(Stored entries)
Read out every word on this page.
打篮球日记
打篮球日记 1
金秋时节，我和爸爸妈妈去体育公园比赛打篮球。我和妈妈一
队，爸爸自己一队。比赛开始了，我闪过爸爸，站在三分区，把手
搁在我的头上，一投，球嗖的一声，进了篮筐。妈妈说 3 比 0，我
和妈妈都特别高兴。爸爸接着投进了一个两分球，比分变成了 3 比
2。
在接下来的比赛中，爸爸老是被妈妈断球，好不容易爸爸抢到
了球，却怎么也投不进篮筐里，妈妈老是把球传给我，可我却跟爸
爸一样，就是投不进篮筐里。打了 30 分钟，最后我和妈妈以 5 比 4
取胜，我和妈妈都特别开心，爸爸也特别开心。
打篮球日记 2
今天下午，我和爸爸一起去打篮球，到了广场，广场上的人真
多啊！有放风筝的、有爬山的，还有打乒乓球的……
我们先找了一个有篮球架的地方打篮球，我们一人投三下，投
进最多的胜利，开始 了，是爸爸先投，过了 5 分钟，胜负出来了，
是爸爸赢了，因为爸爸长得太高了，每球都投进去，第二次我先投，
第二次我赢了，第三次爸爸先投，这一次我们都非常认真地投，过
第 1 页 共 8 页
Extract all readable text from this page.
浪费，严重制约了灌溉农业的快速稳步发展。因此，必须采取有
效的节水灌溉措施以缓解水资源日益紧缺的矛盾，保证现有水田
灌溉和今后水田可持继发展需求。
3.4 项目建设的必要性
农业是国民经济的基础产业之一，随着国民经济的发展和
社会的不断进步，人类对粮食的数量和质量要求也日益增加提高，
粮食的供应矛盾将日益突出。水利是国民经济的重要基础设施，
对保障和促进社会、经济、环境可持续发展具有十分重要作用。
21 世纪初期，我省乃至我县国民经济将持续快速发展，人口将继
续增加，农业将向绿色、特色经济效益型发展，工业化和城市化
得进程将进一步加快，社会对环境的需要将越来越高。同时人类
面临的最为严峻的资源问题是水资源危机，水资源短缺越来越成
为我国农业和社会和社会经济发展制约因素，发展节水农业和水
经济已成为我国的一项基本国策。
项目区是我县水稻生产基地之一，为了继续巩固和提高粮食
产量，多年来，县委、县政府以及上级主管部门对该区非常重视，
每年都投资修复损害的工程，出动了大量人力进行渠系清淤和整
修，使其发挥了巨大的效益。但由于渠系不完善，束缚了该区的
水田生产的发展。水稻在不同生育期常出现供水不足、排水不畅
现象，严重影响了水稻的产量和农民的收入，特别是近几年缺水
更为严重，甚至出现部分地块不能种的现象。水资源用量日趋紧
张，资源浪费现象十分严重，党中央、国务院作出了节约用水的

Challenge: Reproduce the material above without altering a single character.

The output:
Read out every word on this page.
打篮球日记
打篮球日记 1
金秋时节，我和爸爸妈妈去体育公园比赛打篮球。我和妈妈一
队，爸爸自己一队。比赛开始了，我闪过爸爸，站在三分区，把手
搁在我的头上，一投，球嗖的一声，进了篮筐。妈妈说 3 比 0，我
和妈妈都特别高兴。爸爸接着投进了一个两分球，比分变成了 3 比
2。
在接下来的比赛中，爸爸老是被妈妈断球，好不容易爸爸抢到
了球，却怎么也投不进篮筐里，妈妈老是把球传给我，可我却跟爸
爸一样，就是投不进篮筐里。打了 30 分钟，最后我和妈妈以 5 比 4
取胜，我和妈妈都特别开心，爸爸也特别开心。
打篮球日记 2
今天下午，我和爸爸一起去打篮球，到了广场，广场上的人真
多啊！有放风筝的、有爬山的，还有打乒乓球的……
我们先找了一个有篮球架的地方打篮球，我们一人投三下，投
进最多的胜利，开始 了，是爸爸先投，过了 5 分钟，胜负出来了，
是爸爸赢了，因为爸爸长得太高了，每球都投进去，第二次我先投，
第二次我赢了，第三次爸爸先投，这一次我们都非常认真地投，过
第 1 页 共 8 页
Extract all readable text from this page.
浪费，严重制约了灌溉农业的快速稳步发展。因此，必须采取有
效的节水灌溉措施以缓解水资源日益紧缺的矛盾，保证现有水田
灌溉和今后水田可持继发展需求。
3.4 项目建设的必要性
农业是国民经济的基础产业之一，随着国民经济的发展和
社会的不断进步，人类对粮食的数量和质量要求也日益增加提高，
粮食的供应矛盾将日益突出。水利是国民经济的重要基础设施，
对保障和促进社会、经济、环境可持续发展具有十分重要作用。
21 世纪初期，我省乃至我县国民经济将持续快速发展，人口将继
续增加，农业将向绿色、特色经济效益型发展，工业化和城市化
得进程将进一步加快，社会对环境的需要将越来越高。同时人类
面临的最为严峻的资源问题是水资源危机，水资源短缺越来越成
为我国农业和社会和社会经济发展制约因素，发展节水农业和水
经济已成为我国的一项基本国策。
项目区是我县水稻生产基地之一，为了继续巩固和提高粮食
产量，多年来，县委、县政府以及上级主管部门对该区非常重视，
每年都投资修复损害的工程，出动了大量人力进行渠系清淤和整
修，使其发挥了巨大的效益。但由于渠系不完善，束缚了该区的
水田生产的发展。水稻在不同生育期常出现供水不足、排水不畅
现象，严重影响了水稻的产量和农民的收入，特别是近几年缺水
更为严重，甚至出现部分地块不能种的现象。水资源用量日趋紧
张，资源浪费现象十分严重，党中央、国务院作出了节约用水的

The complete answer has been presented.